--- Exercise aim ---
Below is the data. Give it again, complete and exact.

........

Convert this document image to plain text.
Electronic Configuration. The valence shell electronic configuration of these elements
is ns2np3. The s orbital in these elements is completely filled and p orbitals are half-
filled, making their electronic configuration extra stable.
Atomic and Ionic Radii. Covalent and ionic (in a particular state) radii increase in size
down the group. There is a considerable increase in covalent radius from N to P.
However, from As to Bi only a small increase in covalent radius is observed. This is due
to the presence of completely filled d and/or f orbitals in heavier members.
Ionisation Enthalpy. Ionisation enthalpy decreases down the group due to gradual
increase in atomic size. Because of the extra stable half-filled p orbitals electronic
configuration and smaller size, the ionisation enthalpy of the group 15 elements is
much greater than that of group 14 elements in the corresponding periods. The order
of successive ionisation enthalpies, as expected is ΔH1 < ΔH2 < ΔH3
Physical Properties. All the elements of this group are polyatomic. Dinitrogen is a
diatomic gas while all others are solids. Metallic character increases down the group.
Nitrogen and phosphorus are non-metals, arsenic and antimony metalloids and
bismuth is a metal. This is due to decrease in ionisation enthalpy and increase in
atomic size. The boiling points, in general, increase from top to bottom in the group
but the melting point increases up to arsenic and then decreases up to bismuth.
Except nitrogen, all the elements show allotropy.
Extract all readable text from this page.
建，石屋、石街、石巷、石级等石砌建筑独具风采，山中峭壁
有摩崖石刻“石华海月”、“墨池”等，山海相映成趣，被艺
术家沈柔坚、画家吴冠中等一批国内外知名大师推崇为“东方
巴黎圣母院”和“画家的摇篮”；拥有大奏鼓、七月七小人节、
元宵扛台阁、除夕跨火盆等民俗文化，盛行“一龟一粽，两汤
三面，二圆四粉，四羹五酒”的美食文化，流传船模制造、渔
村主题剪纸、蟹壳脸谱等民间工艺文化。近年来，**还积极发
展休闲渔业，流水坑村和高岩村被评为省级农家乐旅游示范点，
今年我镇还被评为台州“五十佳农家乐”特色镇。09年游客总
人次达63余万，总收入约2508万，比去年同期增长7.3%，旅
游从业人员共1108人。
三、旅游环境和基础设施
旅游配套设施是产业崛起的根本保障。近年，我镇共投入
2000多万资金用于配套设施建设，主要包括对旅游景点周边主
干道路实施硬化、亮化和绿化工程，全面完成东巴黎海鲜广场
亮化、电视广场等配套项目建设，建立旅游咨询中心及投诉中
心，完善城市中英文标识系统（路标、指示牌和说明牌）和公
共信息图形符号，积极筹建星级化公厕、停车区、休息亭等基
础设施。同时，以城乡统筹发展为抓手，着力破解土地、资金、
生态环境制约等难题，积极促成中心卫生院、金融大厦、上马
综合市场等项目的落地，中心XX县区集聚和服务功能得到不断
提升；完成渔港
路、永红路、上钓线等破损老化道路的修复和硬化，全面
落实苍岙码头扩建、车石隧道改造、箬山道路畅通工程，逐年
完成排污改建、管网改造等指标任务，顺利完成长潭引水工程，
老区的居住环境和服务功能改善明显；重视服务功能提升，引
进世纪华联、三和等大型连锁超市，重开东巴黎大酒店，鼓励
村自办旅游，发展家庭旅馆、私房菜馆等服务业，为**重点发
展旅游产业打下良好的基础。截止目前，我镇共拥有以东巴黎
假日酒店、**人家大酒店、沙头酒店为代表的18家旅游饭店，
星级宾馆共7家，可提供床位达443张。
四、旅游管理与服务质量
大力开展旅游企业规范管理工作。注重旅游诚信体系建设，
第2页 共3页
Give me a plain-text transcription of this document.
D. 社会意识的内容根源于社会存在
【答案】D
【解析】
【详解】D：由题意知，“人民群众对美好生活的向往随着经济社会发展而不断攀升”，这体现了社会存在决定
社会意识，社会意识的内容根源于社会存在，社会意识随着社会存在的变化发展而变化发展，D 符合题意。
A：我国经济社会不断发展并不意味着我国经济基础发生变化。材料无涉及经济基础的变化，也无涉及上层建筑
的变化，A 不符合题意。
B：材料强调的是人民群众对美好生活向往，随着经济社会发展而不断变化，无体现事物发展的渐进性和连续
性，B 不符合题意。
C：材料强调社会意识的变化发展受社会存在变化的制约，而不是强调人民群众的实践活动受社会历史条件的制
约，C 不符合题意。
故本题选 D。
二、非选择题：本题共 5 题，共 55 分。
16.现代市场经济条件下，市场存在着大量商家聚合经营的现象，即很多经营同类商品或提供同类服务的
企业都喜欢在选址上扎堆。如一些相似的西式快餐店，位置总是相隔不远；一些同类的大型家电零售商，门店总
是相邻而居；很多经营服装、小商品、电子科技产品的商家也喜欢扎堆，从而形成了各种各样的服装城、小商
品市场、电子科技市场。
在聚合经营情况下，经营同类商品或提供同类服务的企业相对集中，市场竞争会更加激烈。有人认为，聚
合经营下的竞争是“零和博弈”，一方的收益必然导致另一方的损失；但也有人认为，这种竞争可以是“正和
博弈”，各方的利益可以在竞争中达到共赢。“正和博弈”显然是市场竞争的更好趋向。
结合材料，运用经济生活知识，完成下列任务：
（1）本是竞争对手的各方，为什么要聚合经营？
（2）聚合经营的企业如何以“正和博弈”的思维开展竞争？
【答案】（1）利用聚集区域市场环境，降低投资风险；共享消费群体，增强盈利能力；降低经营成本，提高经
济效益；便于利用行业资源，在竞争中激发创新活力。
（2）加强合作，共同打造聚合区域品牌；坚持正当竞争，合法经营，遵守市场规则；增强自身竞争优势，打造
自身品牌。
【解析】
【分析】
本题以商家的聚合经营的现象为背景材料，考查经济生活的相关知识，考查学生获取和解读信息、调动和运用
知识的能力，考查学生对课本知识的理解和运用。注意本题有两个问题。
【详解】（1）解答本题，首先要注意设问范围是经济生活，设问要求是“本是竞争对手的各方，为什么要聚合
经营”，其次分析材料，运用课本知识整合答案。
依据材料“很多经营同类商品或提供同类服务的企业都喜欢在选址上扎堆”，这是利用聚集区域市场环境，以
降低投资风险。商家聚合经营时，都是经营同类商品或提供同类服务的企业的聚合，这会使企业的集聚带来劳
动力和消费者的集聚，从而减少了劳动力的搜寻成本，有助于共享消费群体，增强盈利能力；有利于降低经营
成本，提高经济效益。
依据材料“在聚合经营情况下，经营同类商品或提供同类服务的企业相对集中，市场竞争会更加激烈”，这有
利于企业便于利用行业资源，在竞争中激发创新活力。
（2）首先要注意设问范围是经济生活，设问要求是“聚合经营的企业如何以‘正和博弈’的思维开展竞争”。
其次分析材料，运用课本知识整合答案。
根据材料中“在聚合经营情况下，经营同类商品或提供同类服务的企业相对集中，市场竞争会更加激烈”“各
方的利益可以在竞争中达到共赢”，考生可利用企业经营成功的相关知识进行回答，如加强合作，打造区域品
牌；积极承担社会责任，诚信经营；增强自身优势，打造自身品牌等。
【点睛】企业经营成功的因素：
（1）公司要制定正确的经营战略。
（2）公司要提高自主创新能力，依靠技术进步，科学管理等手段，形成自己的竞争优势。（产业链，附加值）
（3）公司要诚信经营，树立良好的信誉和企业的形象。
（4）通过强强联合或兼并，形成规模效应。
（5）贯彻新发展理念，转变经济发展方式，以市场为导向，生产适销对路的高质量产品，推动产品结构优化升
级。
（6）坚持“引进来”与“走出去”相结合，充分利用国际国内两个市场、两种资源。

........

--- Solution for this task ---
Convert this document image to plain text.
Electronic Configuration. The valence shell electronic configuration of these elements
is ns2np3. The s orbital in these elements is completely filled and p orbitals are half-
filled, making their electronic configuration extra stable.
Atomic and Ionic Radii. Covalent and ionic (in a particular state) radii increase in size
down the group. There is a considerable increase in covalent radius from N to P.
However, from As to Bi only a small increase in covalent radius is observed. This is due
to the presence of completely filled d and/or f orbitals in heavier members.
Ionisation Enthalpy. Ionisation enthalpy decreases down the group due to gradual
increase in atomic size. Because of the extra stable half-filled p orbitals electronic
configuration and smaller size, the ionisation enthalpy of the group 15 elements is
much greater than that of group 14 elements in the corresponding periods. The order
of successive ionisation enthalpies, as expected is ΔH1 < ΔH2 < ΔH3
Physical Properties. All the elements of this group are polyatomic. Dinitrogen is a
diatomic gas while all others are solids. Metallic character increases down the group.
Nitrogen and phosphorus are non-metals, arsenic and antimony metalloids and
bismuth is a metal. This is due to decrease in ionisation enthalpy and increase in
atomic size. The boiling points, in general, increase from top to bottom in the group
but the melting point increases up to arsenic and then decreases up to bismuth.
Except nitrogen, all the elements show allotropy.
Extract all readable text from this page.
建，石屋、石街、石巷、石级等石砌建筑独具风采，山中峭壁
有摩崖石刻“石华海月”、“墨池”等，山海相映成趣，被艺
术家沈柔坚、画家吴冠中等一批国内外知名大师推崇为“东方
巴黎圣母院”和“画家的摇篮”；拥有大奏鼓、七月七小人节、
元宵扛台阁、除夕跨火盆等民俗文化，盛行“一龟一粽，两汤
三面，二圆四粉，四羹五酒”的美食文化，流传船模制造、渔
村主题剪纸、蟹壳脸谱等民间工艺文化。近年来，**还积极发
展休闲渔业，流水坑村和高岩村被评为省级农家乐旅游示范点，
今年我镇还被评为台州“五十佳农家乐”特色镇。09年游客总
人次达63余万，总收入约2508万，比去年同期增长7.3%，旅
游从业人员共1108人。
三、旅游环境和基础设施
旅游配套设施是产业崛起的根本保障。近年，我镇共投入
2000多万资金用于配套设施建设，主要包括对旅游景点周边主
干道路实施硬化、亮化和绿化工程，全面完成东巴黎海鲜广场
亮化、电视广场等配套项目建设，建立旅游咨询中心及投诉中
心，完善城市中英文标识系统（路标、指示牌和说明牌）和公
共信息图形符号，积极筹建星级化公厕、停车区、休息亭等基
础设施。同时，以城乡统筹发展为抓手，着力破解土地、资金、
生态环境制约等难题，积极促成中心卫生院、金融大厦、上马
综合市场等项目的落地，中心XX县区集聚和服务功能得到不断
提升；完成渔港
路、永红路、上钓线等破损老化道路的修复和硬化，全面
落实苍岙码头扩建、车石隧道改造、箬山道路畅通工程，逐年
完成排污改建、管网改造等指标任务，顺利完成长潭引水工程，
老区的居住环境和服务功能改善明显；重视服务功能提升，引
进世纪华联、三和等大型连锁超市，重开东巴黎大酒店，鼓励
村自办旅游，发展家庭旅馆、私房菜馆等服务业，为**重点发
展旅游产业打下良好的基础。截止目前，我镇共拥有以东巴黎
假日酒店、**人家大酒店、沙头酒店为代表的18家旅游饭店，
星级宾馆共7家，可提供床位达443张。
四、旅游管理与服务质量
大力开展旅游企业规范管理工作。注重旅游诚信体系建设，
第2页 共3页
Give me a plain-text transcription of this document.
D. 社会意识的内容根源于社会存在
【答案】D
【解析】
【详解】D：由题意知，“人民群众对美好生活的向往随着经济社会发展而不断攀升”，这体现了社会存在决定
社会意识，社会意识的内容根源于社会存在，社会意识随着社会存在的变化发展而变化发展，D 符合题意。
A：我国经济社会不断发展并不意味着我国经济基础发生变化。材料无涉及经济基础的变化，也无涉及上层建筑
的变化，A 不符合题意。
B：材料强调的是人民群众对美好生活向往，随着经济社会发展而不断变化，无体现事物发展的渐进性和连续
性，B 不符合题意。
C：材料强调社会意识的变化发展受社会存在变化的制约，而不是强调人民群众的实践活动受社会历史条件的制
约，C 不符合题意。
故本题选 D。
二、非选择题：本题共 5 题，共 55 分。
16.现代市场经济条件下，市场存在着大量商家聚合经营的现象，即很多经营同类商品或提供同类服务的
企业都喜欢在选址上扎堆。如一些相似的西式快餐店，位置总是相隔不远；一些同类的大型家电零售商，门店总
是相邻而居；很多经营服装、小商品、电子科技产品的商家也喜欢扎堆，从而形成了各种各样的服装城、小商
品市场、电子科技市场。
在聚合经营情况下，经营同类商品或提供同类服务的企业相对集中，市场竞争会更加激烈。有人认为，聚
合经营下的竞争是“零和博弈”，一方的收益必然导致另一方的损失；但也有人认为，这种竞争可以是“正和
博弈”，各方的利益可以在竞争中达到共赢。“正和博弈”显然是市场竞争的更好趋向。
结合材料，运用经济生活知识，完成下列任务：
（1）本是竞争对手的各方，为什么要聚合经营？
（2）聚合经营的企业如何以“正和博弈”的思维开展竞争？
【答案】（1）利用聚集区域市场环境，降低投资风险；共享消费群体，增强盈利能力；降低经营成本，提高经
济效益；便于利用行业资源，在竞争中激发创新活力。
（2）加强合作，共同打造聚合区域品牌；坚持正当竞争，合法经营，遵守市场规则；增强自身竞争优势，打造
自身品牌。
【解析】
【分析】
本题以商家的聚合经营的现象为背景材料，考查经济生活的相关知识，考查学生获取和解读信息、调动和运用
知识的能力，考查学生对课本知识的理解和运用。注意本题有两个问题。
【详解】（1）解答本题，首先要注意设问范围是经济生活，设问要求是“本是竞争对手的各方，为什么要聚合
经营”，其次分析材料，运用课本知识整合答案。
依据材料“很多经营同类商品或提供同类服务的企业都喜欢在选址上扎堆”，这是利用聚集区域市场环境，以
降低投资风险。商家聚合经营时，都是经营同类商品或提供同类服务的企业的聚合，这会使企业的集聚带来劳
动力和消费者的集聚，从而减少了劳动力的搜寻成本，有助于共享消费群体，增强盈利能力；有利于降低经营
成本，提高经济效益。
依据材料“在聚合经营情况下，经营同类商品或提供同类服务的企业相对集中，市场竞争会更加激烈”，这有
利于企业便于利用行业资源，在竞争中激发创新活力。
（2）首先要注意设问范围是经济生活，设问要求是“聚合经营的企业如何以‘正和博弈’的思维开展竞争”。
其次分析材料，运用课本知识整合答案。
根据材料中“在聚合经营情况下，经营同类商品或提供同类服务的企业相对集中，市场竞争会更加激烈”“各
方的利益可以在竞争中达到共赢”，考生可利用企业经营成功的相关知识进行回答，如加强合作，打造区域品
牌；积极承担社会责任，诚信经营；增强自身优势，打造自身品牌等。
【点睛】企业经营成功的因素：
（1）公司要制定正确的经营战略。
（2）公司要提高自主创新能力，依靠技术进步，科学管理等手段，形成自己的竞争优势。（产业链，附加值）
（3）公司要诚信经营，树立良好的信誉和企业的形象。
（4）通过强强联合或兼并，形成规模效应。
（5）贯彻新发展理念，转变经济发展方式，以市场为导向，生产适销对路的高质量产品，推动产品结构优化升
级。
（6）坚持“引进来”与“走出去”相结合，充分利用国际国内两个市场、两种资源。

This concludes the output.